→ TEXTE CITÉ:
C’est à son expérience de gouverneur de la Gascogne anglaise que s’intéresse Amicie Pélissié du Rausas. Ayant épousé Éléanor, sœur d’Henri III, Simon VI en 1248 est dépêché par le souverain en Gascogne en pleine anarchie. Conscient d’une mission politico-religieuse et d’un souci de bon gouvernement, mais s’opposant avec violence aux coutumes et aux droits ancestraux des Gascons, Montfort se met rapidement à dos les seigneurs locaux, le peuple et l’archevêque de Bordeaux, Géraud de Malemort. Rappelé à Londres en 1252, à la suite des »dépositions gasconnes« rédigées contre lui, il est désavoué par le roi, ce qui explique sans doute son rapprochement avec les barons anglais hostiles au souverain.
Pendant moins d’un an (1265), le comté de Chester est devenu possession de Simon VI. Soutenu par des propriétaires terriens locaux, mais rejeté en raison de son gouvernement autocratique, comme le montre Rodolphe Billaud, Montfort le perd définitivement à sa mort en août 1265, au profit du futur Édouard Ier, suffisamment habile pour s’imposer en confirmant les droits et coutumes du comté.
Le dernier article, dû à Caterina Girber, étudie l’héraldique imaginaire des Montfort, oscillant entre flatteries et diffamations dans le roman arthurien ou dans deux manuscrits de l’Apocalypse.

Entrées de boîtes englobantes:
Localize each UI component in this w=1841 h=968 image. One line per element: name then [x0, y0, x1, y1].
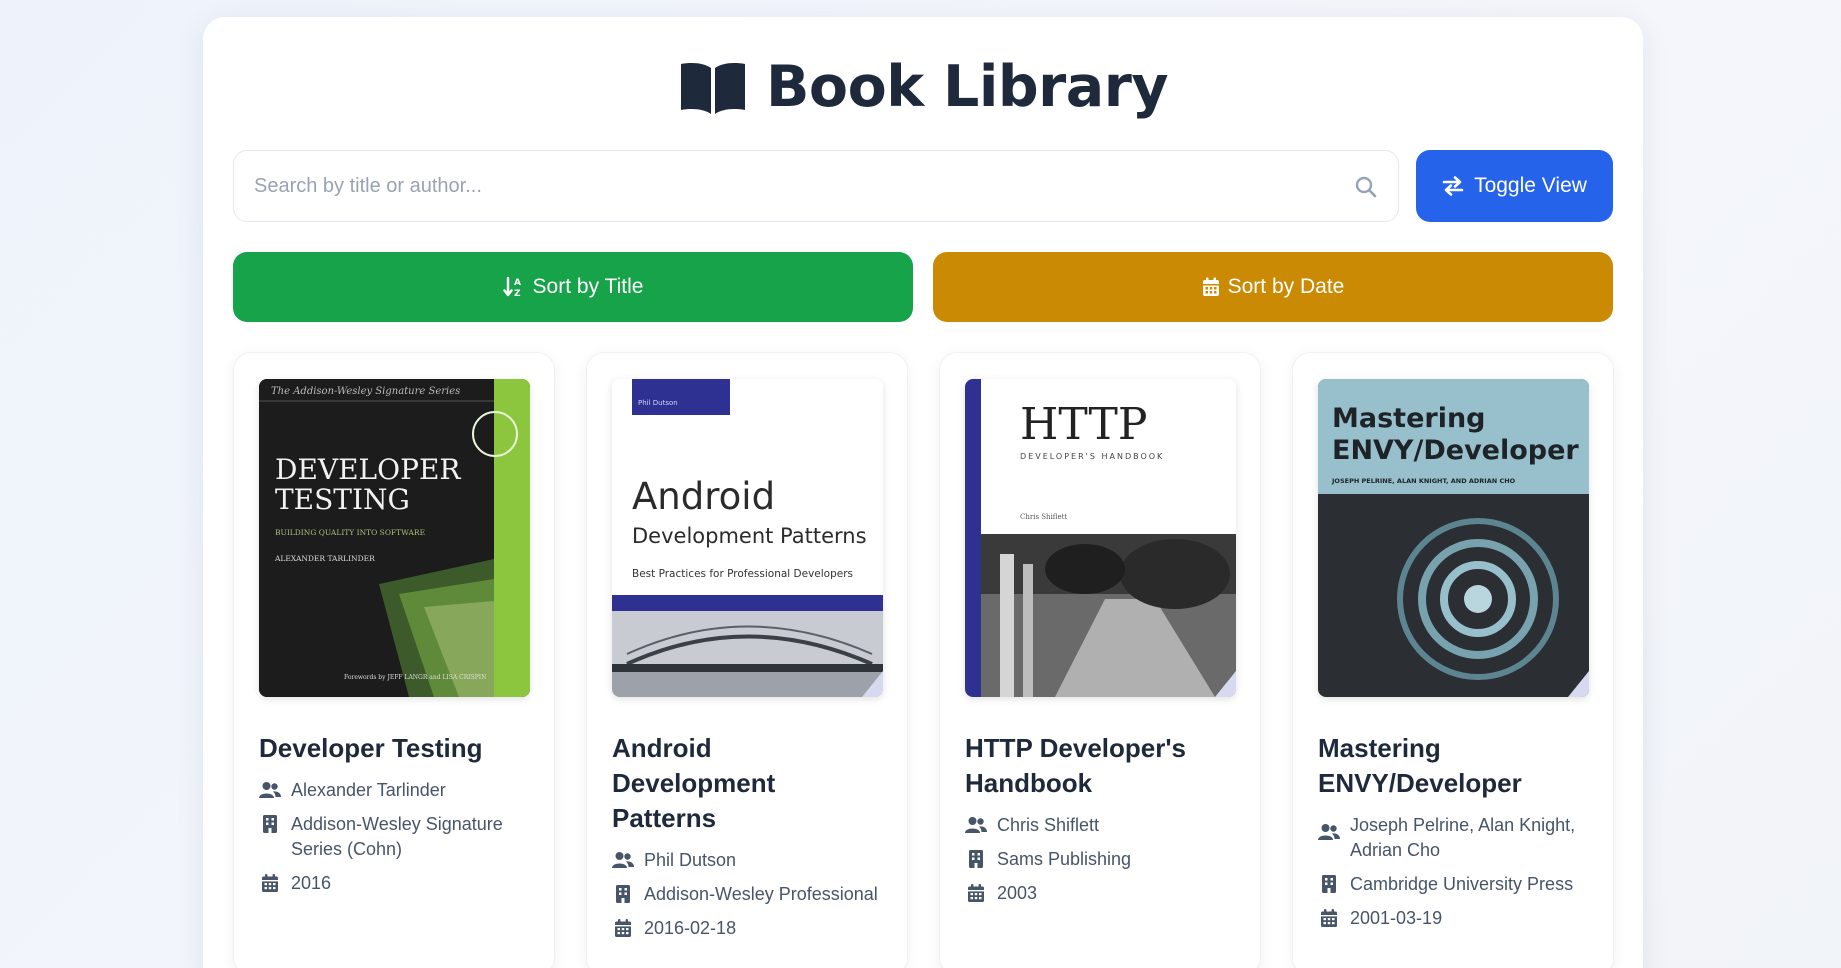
svg-text:Forewords by JEFF LANGR and LI: Forewords by JEFF LANGR and LISA CRISPIN [344, 674, 486, 681]
building-icon [1318, 872, 1340, 893]
book-date: 2016 [259, 871, 529, 896]
page-header: Book Library [203, 59, 1643, 116]
book-authors: Chris Shiflett [965, 813, 1235, 838]
svg-text:Development Patterns: Development Patterns [632, 524, 867, 548]
book-open-icon [680, 62, 745, 114]
users-icon [612, 848, 634, 869]
sort-by-title-label: Sort by Title [532, 275, 644, 298]
book-cover: HTTP DEVELOPER'S HANDBOOK Chris Shiflett [965, 379, 1236, 697]
book-grid: The Addison-Wesley Signature Series DEVE… [233, 352, 1614, 968]
users-icon [259, 778, 281, 799]
users-icon [1318, 813, 1340, 841]
book-title: Mastering ENVY/Developer [1318, 733, 1522, 798]
book-card[interactable]: HTTP DEVELOPER'S HANDBOOK Chris Shiflett… [939, 352, 1261, 968]
book-publisher: Addison-Wesley Signature Series (Cohn) [259, 812, 529, 862]
page-title: Book Library [765, 54, 1169, 120]
book-cover: The Addison-Wesley Signature Series DEVE… [259, 379, 530, 697]
svg-text:Mastering: Mastering [1332, 403, 1486, 434]
svg-text:DEVELOPER'S HANDBOOK: DEVELOPER'S HANDBOOK [1020, 452, 1164, 461]
svg-text:Phil Dutson: Phil Dutson [638, 399, 678, 407]
svg-text:HTTP: HTTP [1020, 399, 1148, 450]
book-meta: Joseph Pelrine, Alan Knight, Adrian Cho … [1318, 813, 1588, 931]
building-icon [965, 847, 987, 868]
book-cover: Mastering ENVY/Developer JOSEPH PELRINE,… [1318, 379, 1589, 697]
svg-text:Best Practices for Professiona: Best Practices for Professional Develope… [632, 568, 853, 580]
book-meta: Chris Shiflett Sams Publishing 2003 [965, 813, 1235, 906]
svg-text:ALEXANDER TARLINDER: ALEXANDER TARLINDER [274, 554, 375, 563]
search-icon [1355, 176, 1377, 198]
svg-text:JOSEPH PELRINE, ALAN KNIGHT, A: JOSEPH PELRINE, ALAN KNIGHT, AND ADRIAN … [1331, 477, 1516, 485]
users-icon [965, 813, 987, 834]
sort-by-title-button[interactable]: A Z Sort by Title [233, 252, 913, 322]
building-icon [259, 812, 281, 833]
book-card[interactable]: Mastering ENVY/Developer JOSEPH PELRINE,… [1292, 352, 1614, 968]
book-title: HTTP Developer's Handbook [965, 733, 1186, 798]
sort-by-date-button[interactable]: Sort by Date [933, 252, 1613, 322]
svg-text:Chris Shiflett: Chris Shiflett [1020, 513, 1067, 521]
sort-alpha-icon: A Z [502, 276, 521, 298]
book-meta: Phil Dutson Addison-Wesley Professional … [612, 848, 882, 941]
book-cover: Phil Dutson Android Development Patterns… [612, 379, 883, 697]
svg-text:The Addison-Wesley Signature S: The Addison-Wesley Signature Series [271, 386, 460, 397]
search-input[interactable] [234, 151, 1398, 221]
svg-text:A: A [514, 278, 521, 288]
calendar-icon [965, 881, 987, 902]
search-box [233, 150, 1399, 222]
toggle-view-label: Toggle View [1474, 174, 1587, 197]
svg-text:Z: Z [514, 289, 521, 298]
book-date: 2001-03-19 [1318, 906, 1588, 931]
svg-text:TESTING: TESTING [275, 483, 410, 516]
svg-text:Android: Android [632, 475, 775, 518]
calendar-icon [612, 916, 634, 937]
book-publisher: Addison-Wesley Professional [612, 882, 882, 907]
svg-text:DEVELOPER: DEVELOPER [275, 453, 461, 486]
book-publisher: Sams Publishing [965, 847, 1235, 872]
svg-text:ENVY/Developer: ENVY/Developer [1332, 435, 1579, 466]
calendar-icon [1202, 277, 1219, 296]
book-meta: Alexander Tarlinder Addison-Wesley Signa… [259, 778, 529, 896]
book-title: Developer Testing [259, 733, 483, 763]
book-date: 2003 [965, 881, 1235, 906]
book-title: Android Development Patterns [612, 733, 776, 833]
toggle-view-button[interactable]: Toggle View [1416, 150, 1613, 222]
book-date: 2016-02-18 [612, 916, 882, 941]
building-icon [612, 882, 634, 903]
book-authors: Phil Dutson [612, 848, 882, 873]
calendar-icon [1318, 906, 1340, 927]
swap-arrows-icon [1442, 176, 1464, 196]
book-card[interactable]: Phil Dutson Android Development Patterns… [586, 352, 908, 968]
library-panel: Book Library Toggle View A Z Sort by Tit… [203, 17, 1643, 968]
sort-by-date-label: Sort by Date [1227, 275, 1345, 298]
calendar-icon [259, 871, 281, 892]
book-publisher: Cambridge University Press [1318, 872, 1588, 897]
svg-text:BUILDING QUALITY INTO SOFTWARE: BUILDING QUALITY INTO SOFTWARE [275, 528, 425, 537]
book-card[interactable]: The Addison-Wesley Signature Series DEVE… [233, 352, 555, 968]
book-authors: Alexander Tarlinder [259, 778, 529, 803]
book-authors: Joseph Pelrine, Alan Knight, Adrian Cho [1318, 813, 1588, 863]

→ CONSIGNES:
1. Recopiez à l'identique les lignes fournies en commençant par celle qui contient « svg-text:Forewords by JEFF » et en vous arrêtant après celle qui contient « book-meta: Joseph Pelrine, Alan ».
2. Poursuivez le texte sur Simon de Montfort à partir de l'endroit où il s'arrête.

→ LISTE DES RÉPONSES:
1.
svg-text:Forewords by JEFF LANGR and LI: Forewords by JEFF LANGR and LISA CRISPIN [344, 674, 486, 681]
building-icon [1318, 872, 1340, 893]
book-date: 2016 [259, 871, 529, 896]
page-header: Book Library [203, 59, 1643, 116]
book-authors: Chris Shiflett [965, 813, 1235, 838]
svg-text:Development Patterns: Development Patterns [632, 524, 867, 548]
book-open-icon [680, 62, 745, 114]
users-icon [612, 848, 634, 869]
sort-by-title-label: Sort by Title [532, 275, 644, 298]
book-cover: HTTP DEVELOPER'S HANDBOOK Chris Shiflett [965, 379, 1236, 697]
book-grid: The Addison-Wesley Signature Series DEVE… [233, 352, 1614, 968]
users-icon [259, 778, 281, 799]
users-icon [1318, 813, 1340, 841]
book-title: Mastering ENVY/Developer [1318, 733, 1522, 798]
book-card[interactable]: HTTP DEVELOPER'S HANDBOOK Chris Shiflett… [939, 352, 1261, 968]
book-publisher: Addison-Wesley Signature Series (Cohn) [259, 812, 529, 862]
page-title: Book Library [765, 54, 1169, 120]
book-cover: The Addison-Wesley Signature Series DEVE… [259, 379, 530, 697]
svg-text:Mastering: Mastering [1332, 403, 1486, 434]
svg-text:DEVELOPER'S HANDBOOK: DEVELOPER'S HANDBOOK [1020, 452, 1164, 461]
svg-text:Phil Dutson: Phil Dutson [638, 399, 678, 407]
svg-text:HTTP: HTTP [1020, 399, 1148, 450]
book-meta: Joseph Pelrine, Alan Knight, Adrian Cho … [1318, 813, 1588, 931]

2.
Vient enfin une lumineuse conclusion de l’ouvrage par Martin Aurell qui développe trois thèmes illustrant la vie du lignage: Simon V et son fils représentent deux figures controversées qu’il convient de comprendre en les situant dans la société de leur temps. Mus par une ambition princière, écartelés entre Capétiens et Plantagenêt, ils échouent à garder un domaine de part et d’autre de la Manche. Aurell insiste enfin sur la ferveur religieuse du lignage, embu d’un idéal chevaleresque cléricalisé, mais aussi lieu de transmission de savoirs et de valeurs culturelles. L’extrême ambition de ses membres, pour lesquels la guerre sainte est une affaire de famille et un moyen d’expansion territoriale, les place dans une situation inconfortable, tantôt au service des souverains, tantôt à la tête d’une conjuration hostile au pouvoir royal.
De ce bel ouvrage émerge une image nuancée de Simon V et de ses descendants. Il est dommage qu’il y manque un exposé sur leurs participations aux croisades d’Orient (1204 pour Simon V, croisade des barons pour Amaury). Un tableau généalogique aurait été d’une grande utilité pour suivre la stratégie matrimoniale, moyen de leur ascension. On peut enfin déplorer la quasi absence de toute illustration et d’un index indispensable dans tout ouvrage de cette qualité.
Michel Balard – Paris.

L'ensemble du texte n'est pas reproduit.